Dataset items
··········

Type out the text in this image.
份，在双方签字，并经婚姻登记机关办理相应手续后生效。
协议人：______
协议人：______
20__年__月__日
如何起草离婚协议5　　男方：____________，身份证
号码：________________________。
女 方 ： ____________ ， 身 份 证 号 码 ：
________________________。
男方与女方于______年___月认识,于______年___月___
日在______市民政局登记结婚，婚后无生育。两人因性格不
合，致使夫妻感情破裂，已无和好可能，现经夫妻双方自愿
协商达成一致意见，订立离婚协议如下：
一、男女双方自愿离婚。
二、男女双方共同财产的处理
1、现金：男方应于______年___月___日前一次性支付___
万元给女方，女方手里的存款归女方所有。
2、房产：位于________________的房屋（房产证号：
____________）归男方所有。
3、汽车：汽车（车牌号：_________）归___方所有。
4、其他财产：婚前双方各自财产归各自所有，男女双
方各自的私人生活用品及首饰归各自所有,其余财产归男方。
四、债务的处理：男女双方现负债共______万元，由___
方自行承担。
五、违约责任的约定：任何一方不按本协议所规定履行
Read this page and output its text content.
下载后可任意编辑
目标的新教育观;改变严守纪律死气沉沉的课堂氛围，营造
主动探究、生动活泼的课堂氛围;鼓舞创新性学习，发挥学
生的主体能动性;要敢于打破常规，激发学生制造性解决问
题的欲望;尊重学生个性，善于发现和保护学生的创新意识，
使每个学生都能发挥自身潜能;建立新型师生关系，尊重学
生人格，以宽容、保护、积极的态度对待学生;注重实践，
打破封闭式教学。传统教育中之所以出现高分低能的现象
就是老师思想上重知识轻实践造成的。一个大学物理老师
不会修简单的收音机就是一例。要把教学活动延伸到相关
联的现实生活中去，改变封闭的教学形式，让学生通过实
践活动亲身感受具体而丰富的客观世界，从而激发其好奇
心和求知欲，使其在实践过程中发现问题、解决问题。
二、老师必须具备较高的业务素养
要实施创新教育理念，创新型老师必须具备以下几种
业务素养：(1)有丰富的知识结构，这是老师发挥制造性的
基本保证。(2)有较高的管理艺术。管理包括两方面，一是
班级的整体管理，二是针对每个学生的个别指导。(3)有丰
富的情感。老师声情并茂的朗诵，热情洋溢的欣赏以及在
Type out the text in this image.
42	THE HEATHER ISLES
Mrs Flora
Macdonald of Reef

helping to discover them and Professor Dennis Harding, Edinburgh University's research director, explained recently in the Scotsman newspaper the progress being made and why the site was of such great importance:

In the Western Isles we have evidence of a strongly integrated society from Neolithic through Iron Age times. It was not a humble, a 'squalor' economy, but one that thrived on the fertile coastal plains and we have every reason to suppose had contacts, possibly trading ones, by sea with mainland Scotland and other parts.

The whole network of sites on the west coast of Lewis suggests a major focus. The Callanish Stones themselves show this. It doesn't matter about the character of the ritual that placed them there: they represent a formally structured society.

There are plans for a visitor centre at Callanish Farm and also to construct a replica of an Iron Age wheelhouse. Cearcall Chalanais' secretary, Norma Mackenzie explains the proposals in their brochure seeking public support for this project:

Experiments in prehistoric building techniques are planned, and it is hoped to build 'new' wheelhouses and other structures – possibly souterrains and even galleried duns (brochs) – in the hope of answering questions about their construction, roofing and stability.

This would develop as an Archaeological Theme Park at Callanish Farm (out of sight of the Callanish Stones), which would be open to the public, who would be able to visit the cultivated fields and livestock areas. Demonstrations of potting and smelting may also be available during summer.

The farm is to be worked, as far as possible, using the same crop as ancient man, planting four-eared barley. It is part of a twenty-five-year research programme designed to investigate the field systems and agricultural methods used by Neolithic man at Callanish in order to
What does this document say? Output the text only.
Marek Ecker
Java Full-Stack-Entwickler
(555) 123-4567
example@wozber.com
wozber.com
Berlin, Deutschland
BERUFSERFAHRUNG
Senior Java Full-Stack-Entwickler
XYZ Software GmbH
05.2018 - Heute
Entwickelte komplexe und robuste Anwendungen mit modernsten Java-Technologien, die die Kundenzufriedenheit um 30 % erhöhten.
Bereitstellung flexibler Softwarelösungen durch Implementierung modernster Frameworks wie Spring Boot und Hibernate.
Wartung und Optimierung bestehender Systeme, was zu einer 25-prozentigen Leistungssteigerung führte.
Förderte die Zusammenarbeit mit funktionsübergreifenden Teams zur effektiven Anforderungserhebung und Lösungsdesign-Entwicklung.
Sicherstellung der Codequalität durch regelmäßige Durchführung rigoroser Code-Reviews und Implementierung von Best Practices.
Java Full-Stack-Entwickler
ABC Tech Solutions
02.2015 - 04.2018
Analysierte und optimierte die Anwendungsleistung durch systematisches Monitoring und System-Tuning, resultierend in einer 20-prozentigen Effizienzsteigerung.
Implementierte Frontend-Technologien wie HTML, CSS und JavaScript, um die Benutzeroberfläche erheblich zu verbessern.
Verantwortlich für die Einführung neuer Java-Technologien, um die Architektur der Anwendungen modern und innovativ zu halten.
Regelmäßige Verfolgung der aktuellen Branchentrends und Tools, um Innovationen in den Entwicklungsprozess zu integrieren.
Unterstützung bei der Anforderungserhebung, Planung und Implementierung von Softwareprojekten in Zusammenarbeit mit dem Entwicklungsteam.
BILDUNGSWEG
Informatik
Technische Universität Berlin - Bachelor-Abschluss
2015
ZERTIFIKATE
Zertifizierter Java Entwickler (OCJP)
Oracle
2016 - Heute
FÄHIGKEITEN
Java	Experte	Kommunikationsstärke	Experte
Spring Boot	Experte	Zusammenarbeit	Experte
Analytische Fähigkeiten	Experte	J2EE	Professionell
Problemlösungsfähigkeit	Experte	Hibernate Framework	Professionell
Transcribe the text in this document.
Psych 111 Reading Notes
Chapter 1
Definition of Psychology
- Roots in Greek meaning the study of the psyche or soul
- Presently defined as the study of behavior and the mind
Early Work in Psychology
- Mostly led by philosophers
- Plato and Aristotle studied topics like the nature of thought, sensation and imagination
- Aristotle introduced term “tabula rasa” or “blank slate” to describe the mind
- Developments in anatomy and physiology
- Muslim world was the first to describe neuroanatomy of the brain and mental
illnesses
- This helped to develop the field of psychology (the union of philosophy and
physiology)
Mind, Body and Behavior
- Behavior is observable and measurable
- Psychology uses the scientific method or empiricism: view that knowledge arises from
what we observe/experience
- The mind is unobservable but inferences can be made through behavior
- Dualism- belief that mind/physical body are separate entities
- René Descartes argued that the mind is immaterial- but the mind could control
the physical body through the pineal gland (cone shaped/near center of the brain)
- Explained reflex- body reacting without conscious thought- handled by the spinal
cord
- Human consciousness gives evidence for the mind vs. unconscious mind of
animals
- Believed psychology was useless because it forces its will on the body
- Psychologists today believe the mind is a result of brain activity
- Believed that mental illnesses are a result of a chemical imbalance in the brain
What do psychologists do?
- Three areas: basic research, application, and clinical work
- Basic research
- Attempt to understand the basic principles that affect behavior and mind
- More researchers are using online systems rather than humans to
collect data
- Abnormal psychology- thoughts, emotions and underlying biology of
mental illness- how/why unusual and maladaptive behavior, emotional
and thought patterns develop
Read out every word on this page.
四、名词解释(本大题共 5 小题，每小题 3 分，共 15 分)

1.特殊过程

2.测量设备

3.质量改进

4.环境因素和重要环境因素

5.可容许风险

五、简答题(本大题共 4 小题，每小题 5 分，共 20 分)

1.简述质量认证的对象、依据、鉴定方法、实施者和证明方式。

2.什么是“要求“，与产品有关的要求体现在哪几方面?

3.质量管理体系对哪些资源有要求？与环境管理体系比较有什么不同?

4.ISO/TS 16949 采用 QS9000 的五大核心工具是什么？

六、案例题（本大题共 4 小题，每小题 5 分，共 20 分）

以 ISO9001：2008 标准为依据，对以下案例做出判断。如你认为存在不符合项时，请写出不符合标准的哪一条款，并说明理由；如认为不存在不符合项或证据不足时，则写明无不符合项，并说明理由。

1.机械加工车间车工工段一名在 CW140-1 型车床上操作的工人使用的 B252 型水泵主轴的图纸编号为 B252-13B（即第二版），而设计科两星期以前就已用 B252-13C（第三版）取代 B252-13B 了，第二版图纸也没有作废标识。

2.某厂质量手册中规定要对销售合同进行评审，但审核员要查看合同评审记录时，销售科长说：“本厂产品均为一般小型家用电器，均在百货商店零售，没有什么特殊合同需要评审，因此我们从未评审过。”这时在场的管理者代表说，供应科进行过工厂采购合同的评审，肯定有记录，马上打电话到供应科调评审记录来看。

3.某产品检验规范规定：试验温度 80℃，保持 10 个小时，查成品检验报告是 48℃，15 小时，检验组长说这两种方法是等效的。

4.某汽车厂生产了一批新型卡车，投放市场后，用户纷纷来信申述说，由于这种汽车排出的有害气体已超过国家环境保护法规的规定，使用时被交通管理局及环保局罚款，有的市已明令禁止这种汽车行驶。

··········

#### TASK PROMPT
Isolate the lines that hold the word "document" and copy all of them.

#### EXPECTED ANSWER
What does this document say? Output the text only.
Transcribe the text in this document.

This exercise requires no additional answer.